Search the listing for the string "vùng" and copy every line that contains it.

════════

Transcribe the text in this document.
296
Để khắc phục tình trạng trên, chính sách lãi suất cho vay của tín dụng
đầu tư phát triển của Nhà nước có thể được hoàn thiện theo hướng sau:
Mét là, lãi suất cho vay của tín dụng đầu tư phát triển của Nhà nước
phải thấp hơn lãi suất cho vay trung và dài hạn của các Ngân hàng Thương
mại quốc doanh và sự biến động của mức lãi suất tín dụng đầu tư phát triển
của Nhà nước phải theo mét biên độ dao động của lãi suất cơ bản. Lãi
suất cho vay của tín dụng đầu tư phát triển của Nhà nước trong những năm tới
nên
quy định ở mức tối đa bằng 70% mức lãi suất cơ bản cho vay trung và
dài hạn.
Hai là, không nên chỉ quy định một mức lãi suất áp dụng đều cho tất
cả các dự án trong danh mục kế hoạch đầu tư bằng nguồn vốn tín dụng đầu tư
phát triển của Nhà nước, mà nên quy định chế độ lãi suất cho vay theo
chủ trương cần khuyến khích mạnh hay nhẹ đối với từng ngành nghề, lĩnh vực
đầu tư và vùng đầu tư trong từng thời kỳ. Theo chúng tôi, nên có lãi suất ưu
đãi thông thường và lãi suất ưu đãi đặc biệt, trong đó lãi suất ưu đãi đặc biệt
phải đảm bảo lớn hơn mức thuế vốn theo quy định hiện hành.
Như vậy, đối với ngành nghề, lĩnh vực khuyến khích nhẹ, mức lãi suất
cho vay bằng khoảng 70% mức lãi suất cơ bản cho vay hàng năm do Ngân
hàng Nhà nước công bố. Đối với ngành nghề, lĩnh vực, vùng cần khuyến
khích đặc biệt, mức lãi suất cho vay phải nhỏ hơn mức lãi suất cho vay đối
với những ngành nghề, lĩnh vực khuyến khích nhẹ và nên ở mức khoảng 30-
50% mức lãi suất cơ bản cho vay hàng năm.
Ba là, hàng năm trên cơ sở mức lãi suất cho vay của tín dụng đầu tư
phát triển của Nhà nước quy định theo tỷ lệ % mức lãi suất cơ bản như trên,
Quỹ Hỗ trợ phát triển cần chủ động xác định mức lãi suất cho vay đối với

════════

= Correct response =
đầu tư và vùng đầu tư trong từng thời kỳ. Theo chúng tôi, nên có lãi suất ưu
hàng Nhà nước công bố. Đối với ngành nghề, lĩnh vực, vùng cần khuyến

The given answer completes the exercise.